Data for this exercise:
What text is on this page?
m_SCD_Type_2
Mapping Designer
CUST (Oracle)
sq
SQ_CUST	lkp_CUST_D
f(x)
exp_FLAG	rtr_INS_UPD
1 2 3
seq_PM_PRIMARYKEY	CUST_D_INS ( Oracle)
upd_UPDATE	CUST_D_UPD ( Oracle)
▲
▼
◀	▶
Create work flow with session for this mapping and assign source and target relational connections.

* * *

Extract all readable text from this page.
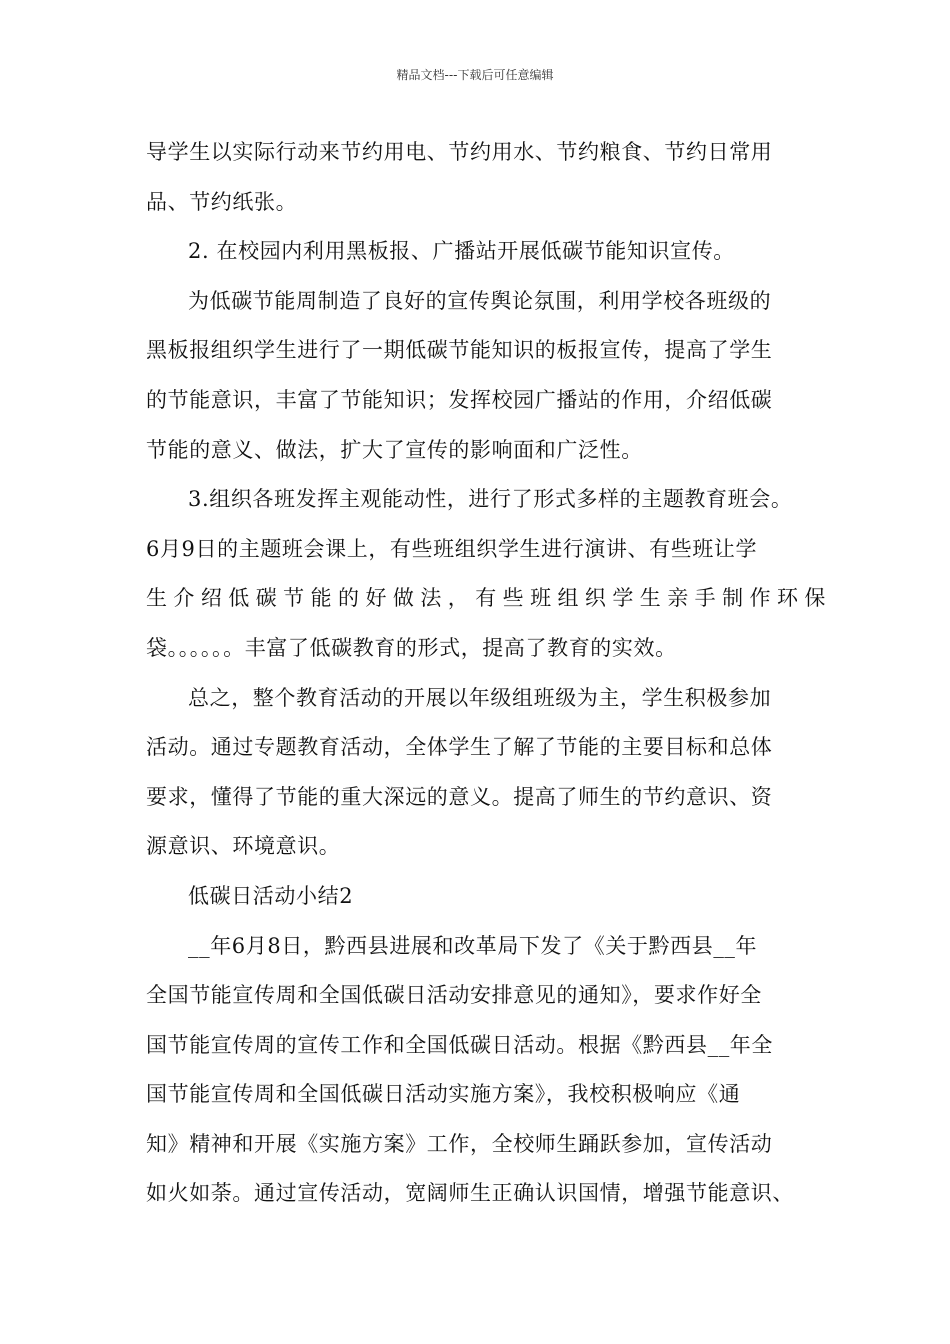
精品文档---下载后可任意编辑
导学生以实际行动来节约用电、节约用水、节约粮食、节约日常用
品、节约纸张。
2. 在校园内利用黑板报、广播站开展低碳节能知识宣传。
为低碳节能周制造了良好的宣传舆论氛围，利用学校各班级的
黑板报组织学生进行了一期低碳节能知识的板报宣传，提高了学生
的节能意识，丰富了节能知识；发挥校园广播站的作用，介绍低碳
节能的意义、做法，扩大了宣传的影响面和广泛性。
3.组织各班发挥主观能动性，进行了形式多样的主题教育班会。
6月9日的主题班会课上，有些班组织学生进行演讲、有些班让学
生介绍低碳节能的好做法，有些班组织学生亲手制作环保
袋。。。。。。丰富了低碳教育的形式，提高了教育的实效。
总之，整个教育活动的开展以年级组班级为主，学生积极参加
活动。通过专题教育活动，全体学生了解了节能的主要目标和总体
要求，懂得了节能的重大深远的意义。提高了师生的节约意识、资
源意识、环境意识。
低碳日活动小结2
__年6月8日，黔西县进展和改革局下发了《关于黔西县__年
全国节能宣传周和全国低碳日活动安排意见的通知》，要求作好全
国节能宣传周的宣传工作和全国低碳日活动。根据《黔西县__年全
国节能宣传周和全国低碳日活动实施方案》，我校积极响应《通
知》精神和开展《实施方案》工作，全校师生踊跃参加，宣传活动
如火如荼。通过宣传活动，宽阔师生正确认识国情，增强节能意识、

==

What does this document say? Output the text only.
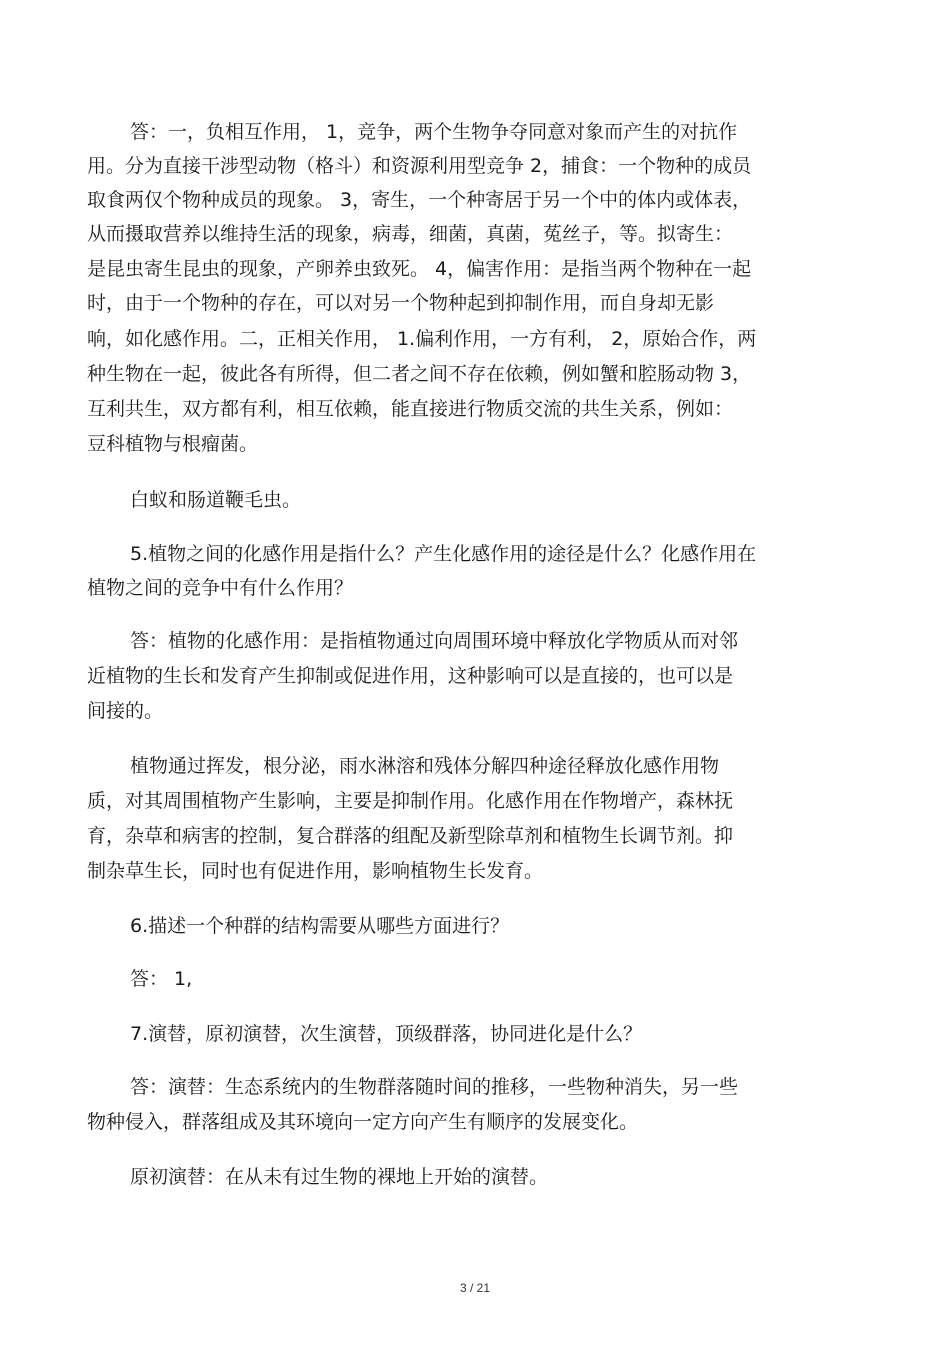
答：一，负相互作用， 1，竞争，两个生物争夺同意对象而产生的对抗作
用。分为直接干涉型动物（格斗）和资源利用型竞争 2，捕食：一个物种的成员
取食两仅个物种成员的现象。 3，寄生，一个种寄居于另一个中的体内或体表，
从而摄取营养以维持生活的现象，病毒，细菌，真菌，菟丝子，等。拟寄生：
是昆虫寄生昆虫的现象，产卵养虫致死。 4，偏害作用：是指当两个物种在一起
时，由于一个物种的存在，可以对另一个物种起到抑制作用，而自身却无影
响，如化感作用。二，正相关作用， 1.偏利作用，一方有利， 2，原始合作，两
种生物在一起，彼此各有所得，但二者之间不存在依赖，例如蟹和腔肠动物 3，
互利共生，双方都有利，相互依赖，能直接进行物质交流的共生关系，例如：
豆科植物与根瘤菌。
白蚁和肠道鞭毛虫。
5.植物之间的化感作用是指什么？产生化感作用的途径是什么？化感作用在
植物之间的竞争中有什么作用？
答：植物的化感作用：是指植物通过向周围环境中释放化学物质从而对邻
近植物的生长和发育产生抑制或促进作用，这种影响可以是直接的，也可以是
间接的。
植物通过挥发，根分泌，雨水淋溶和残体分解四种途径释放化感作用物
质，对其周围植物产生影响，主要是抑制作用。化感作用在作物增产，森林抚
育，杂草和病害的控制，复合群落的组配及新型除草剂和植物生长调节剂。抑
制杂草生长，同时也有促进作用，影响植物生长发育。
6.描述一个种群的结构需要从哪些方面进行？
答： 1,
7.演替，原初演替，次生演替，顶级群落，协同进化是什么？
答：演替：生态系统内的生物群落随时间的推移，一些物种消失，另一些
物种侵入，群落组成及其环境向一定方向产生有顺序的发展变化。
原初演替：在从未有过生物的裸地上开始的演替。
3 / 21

Request: Within the listing above, find every line containing the string "Oracle" and return it.

Response to this task:
CUST (Oracle)
seq_PM_PRIMARYKEY	CUST_D_INS ( Oracle)
upd_UPDATE	CUST_D_UPD ( Oracle)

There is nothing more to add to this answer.